[Document passage]:
-=-=-=-=-

The interaction of mechanical and electrical stress/strain variables in a cable are integral with the break-in, as well as the resonance of the cable. Many of the variables are lumped into a general category called triboelectric noise. Noise is generated in a cable as a function of the variations between the components of the cable. If a cable is flexed, moved, charged, or changed in any way, it will be a while before it is relaxed again. The symmetry of the cable's construction is a big factor here. Very careful design and execution by the manufacturer helps a lot. Very straight forward designs can be greatly improved with the careful choice of materials and symmetrical construction. Audioquest has built a large and successful high-end cable company around these principals.


The basic rules for the interaction of mechanical and electrical stress/strain variables holds true, regardless of scale or medium. Cables, cats, pianos and rooms all need to relax in order to be at their best. Constant attention to physical and environmental conditions, frequent use and the degaussing of a system help it achieve and maintain a relaxed state.

Insights - Cable Break-in

terry9497 posts08-18-2017 11:31am@jea48

Yes also to IC's.

Further to the above, I forgot that about 20 years ago, when I saw IC costs going stratospheric, I decided to do an experiment.

I built a cabinet for ARC SP10 pre-amp and Nakamichi CR7, which was a Faraday cage. I then noted that, at line levels, capacitance was the enemy, not inductance, so I found some very pure 4 nines silver 24 AWG and had it gold plated.

I drilled holes in the bulkhead between the ARC and the Nak which were 2" apart and threaded bare wires through them, and then protected the wires with 0.375 teflon tubing, which touched the wires scarcely at all. Thus, compared to conventional co-ax of whatever manufacture, dielectric absorption was near zero, as was capacitance. Cables were 26 inches and terminated with ETI RCA's.

I was then in a position to conduct a single-blind experiment of theoretically optimal cables compared to Canare Starquad. An expert test subject (my long suffering wife) was unable to detect the difference reliably. Of less interest, because I was not a blind subject, I was also unable to hear the difference.

This is NOT definitive because the subject was not required to make many, many repeated observations for statistical analysis. But the point was clear: there ARE things that yield readily detectable differences, like turntables, tonearms, cartridges, SUT's, tubes, pre-amp topology, power supplies, capacitors, resistors, amplifier topology, and speakers.

So the latter is where I spend my money.

Terry9,

Thanks for the reponse.

Next question. When you built the ICs by chance did you run the two wires as they come off the spoil in the same same direction? Or did you reverse one in the oppit direction?

I assume you used solid core wire. Is that correct? By chance did you ever try reversing the ICs and check to see if the ICs were directional?

Please read this Audio Asylum thread. Post back your thoughts.
https://www.audioasylum.com/cgi/t.mpl?f=cables&m=12332


Al, (almarg),

Thank you for responding to my earlier post directed to you.

If by chance you are still following this thread I have another question for you.
I ran across this thread, in the quest of finding more information on dielectrics and how they affect the signal passing through them.
https://forum.audiogon.com/discussions/cable-dielectric-cause-of-artificial-sound

I read this post of sean’s

sean
6,229                                                                      posts10-09-2006 11:49am


I stumbled across a very curious phenomena pertaining to cable dielectric at work the other day. Nobody that i have discussed the matter with can explain what is happening, yet they have seen the very easily measured and duplicated results that i’m obtaining and can’t deny them.

-=-=-=-=-

[Data provided]:
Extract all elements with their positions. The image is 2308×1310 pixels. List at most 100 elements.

-=-=-=-=-

[Aim of the task]: Write the next part of the cable break-in discussion, starting right after its final sentence. The material is separate from the cable break-in discussion.

[Response to this task]:
I have ideas as to what is causing this curious phenomena, but don’t want to speak up about this as of yet. I will say that what i’m seeing tends to make me believe that dielectrics, which aren’t supposed to conduct, have a polarity / directionality to them i.e. they conduct better in one direction than in another.

I know that some companies already have cabling on the market that supposedly deals with this subject, but i don’t think that they fully understand exactly what is going on here. I just hope that Clark Johnsen doesn’t see this. Something about polarity based issues tends to get him in all worked up : ) Sean

I will say that what i’m seeing tends to make me believe that dielectrics, which aren’t supposed to conduct, have a polarity / directionality to them i.e. they conduct better in one direction than in another.
Sean never said how he conducted the test. Any thoughts on his comments?

terry9
498 posts                                                                           08-18-2017 4:03pm

@jea48

Solid. They came off the spool and went to the plating company. No, I did not reverse them. I did not then, nor do I now, expect there to be a perceptible difference.
I no longer spend much time on interconnects, for the reasons stated.
terry9,

thanks for the response. By chance did you read the AA link?

Re: maybe rcrump... I don’t know, but... rcrump 06:45:41 09/30/00 (11)

Solid core wire is extremely directional so just mark the end with some masking tape as it comes off the spool. Orient the wires so you have piece of masking tape at either end and terminate the wires. Throw it on a MOBIE or whatever overnight and then listen to it noting which way gives the highest image height. This is the correct orientation.

If you run the signal and return wires in the same direction you will end up with hot spots in the stage, normally at or close to the speakers, low image height and have a gaping hole in the middle of the stage...Keep in mind I am referring to the sound of the stage (reflections) not the individual instruments spread across the stage....Interconnects or speaker wires that have pianos wandering all over the stage normally have their signal and return going in the same direction....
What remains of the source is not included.